DATASET ENTRIES >>
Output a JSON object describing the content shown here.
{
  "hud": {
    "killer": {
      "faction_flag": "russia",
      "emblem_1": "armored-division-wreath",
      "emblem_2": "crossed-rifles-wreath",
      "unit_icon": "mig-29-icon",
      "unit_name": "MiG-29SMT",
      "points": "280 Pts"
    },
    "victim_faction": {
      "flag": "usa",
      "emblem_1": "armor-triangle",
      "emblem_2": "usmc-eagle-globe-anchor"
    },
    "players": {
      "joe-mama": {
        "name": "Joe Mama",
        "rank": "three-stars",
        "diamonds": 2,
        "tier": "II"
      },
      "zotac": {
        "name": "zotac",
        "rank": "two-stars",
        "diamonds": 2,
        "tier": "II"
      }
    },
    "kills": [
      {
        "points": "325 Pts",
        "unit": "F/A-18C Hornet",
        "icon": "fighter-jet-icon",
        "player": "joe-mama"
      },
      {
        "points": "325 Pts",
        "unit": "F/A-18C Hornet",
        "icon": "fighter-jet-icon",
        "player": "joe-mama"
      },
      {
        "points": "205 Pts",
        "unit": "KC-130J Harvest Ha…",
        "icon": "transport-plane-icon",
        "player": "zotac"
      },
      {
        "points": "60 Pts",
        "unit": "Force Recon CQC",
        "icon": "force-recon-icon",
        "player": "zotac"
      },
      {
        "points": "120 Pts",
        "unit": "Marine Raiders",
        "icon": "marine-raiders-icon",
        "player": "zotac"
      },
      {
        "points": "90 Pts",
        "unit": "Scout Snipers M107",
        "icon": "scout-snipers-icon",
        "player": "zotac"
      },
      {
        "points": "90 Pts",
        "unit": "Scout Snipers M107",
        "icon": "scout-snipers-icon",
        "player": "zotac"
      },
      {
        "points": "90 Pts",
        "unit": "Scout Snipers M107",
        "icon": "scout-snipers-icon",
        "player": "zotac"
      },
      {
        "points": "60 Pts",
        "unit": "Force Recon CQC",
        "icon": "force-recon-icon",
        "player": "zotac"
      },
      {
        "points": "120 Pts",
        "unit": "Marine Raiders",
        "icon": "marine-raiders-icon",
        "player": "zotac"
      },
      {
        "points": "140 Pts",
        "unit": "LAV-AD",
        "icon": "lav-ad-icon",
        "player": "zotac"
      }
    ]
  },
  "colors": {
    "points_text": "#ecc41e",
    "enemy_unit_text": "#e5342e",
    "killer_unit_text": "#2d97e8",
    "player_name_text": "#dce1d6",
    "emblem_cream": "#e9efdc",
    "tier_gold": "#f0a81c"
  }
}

TASK STATEMENT >>
Repeat the entries exactly, all of them.

EXPECTED ANSWER >>
Output a JSON object describing the content shown here.
{
  "hud": {
    "killer": {
      "faction_flag": "russia",
      "emblem_1": "armored-division-wreath",
      "emblem_2": "crossed-rifles-wreath",
      "unit_icon": "mig-29-icon",
      "unit_name": "MiG-29SMT",
      "points": "280 Pts"
    },
    "victim_faction": {
      "flag": "usa",
      "emblem_1": "armor-triangle",
      "emblem_2": "usmc-eagle-globe-anchor"
    },
    "players": {
      "joe-mama": {
        "name": "Joe Mama",
        "rank": "three-stars",
        "diamonds": 2,
        "tier": "II"
      },
      "zotac": {
        "name": "zotac",
        "rank": "two-stars",
        "diamonds": 2,
        "tier": "II"
      }
    },
    "kills": [
      {
        "points": "325 Pts",
        "unit": "F/A-18C Hornet",
        "icon": "fighter-jet-icon",
        "player": "joe-mama"
      },
      {
        "points": "325 Pts",
        "unit": "F/A-18C Hornet",
        "icon": "fighter-jet-icon",
        "player": "joe-mama"
      },
      {
        "points": "205 Pts",
        "unit": "KC-130J Harvest Ha…",
        "icon": "transport-plane-icon",
        "player": "zotac"
      },
      {
        "points": "60 Pts",
        "unit": "Force Recon CQC",
        "icon": "force-recon-icon",
        "player": "zotac"
      },
      {
        "points": "120 Pts",
        "unit": "Marine Raiders",
        "icon": "marine-raiders-icon",
        "player": "zotac"
      },
      {
        "points": "90 Pts",
        "unit": "Scout Snipers M107",
        "icon": "scout-snipers-icon",
        "player": "zotac"
      },
      {
        "points": "90 Pts",
        "unit": "Scout Snipers M107",
        "icon": "scout-snipers-icon",
        "player": "zotac"
      },
      {
        "points": "90 Pts",
        "unit": "Scout Snipers M107",
        "icon": "scout-snipers-icon",
        "player": "zotac"
      },
      {
        "points": "60 Pts",
        "unit": "Force Recon CQC",
        "icon": "force-recon-icon",
        "player": "zotac"
      },
      {
        "points": "120 Pts",
        "unit": "Marine Raiders",
        "icon": "marine-raiders-icon",
        "player": "zotac"
      },
      {
        "points": "140 Pts",
        "unit": "LAV-AD",
        "icon": "lav-ad-icon",
        "player": "zotac"
      }
    ]
  },
  "colors": {
    "points_text": "#ecc41e",
    "enemy_unit_text": "#e5342e",
    "killer_unit_text": "#2d97e8",
    "player_name_text": "#dce1d6",
    "emblem_cream": "#e9efdc",
    "tier_gold": "#f0a81c"
  }
}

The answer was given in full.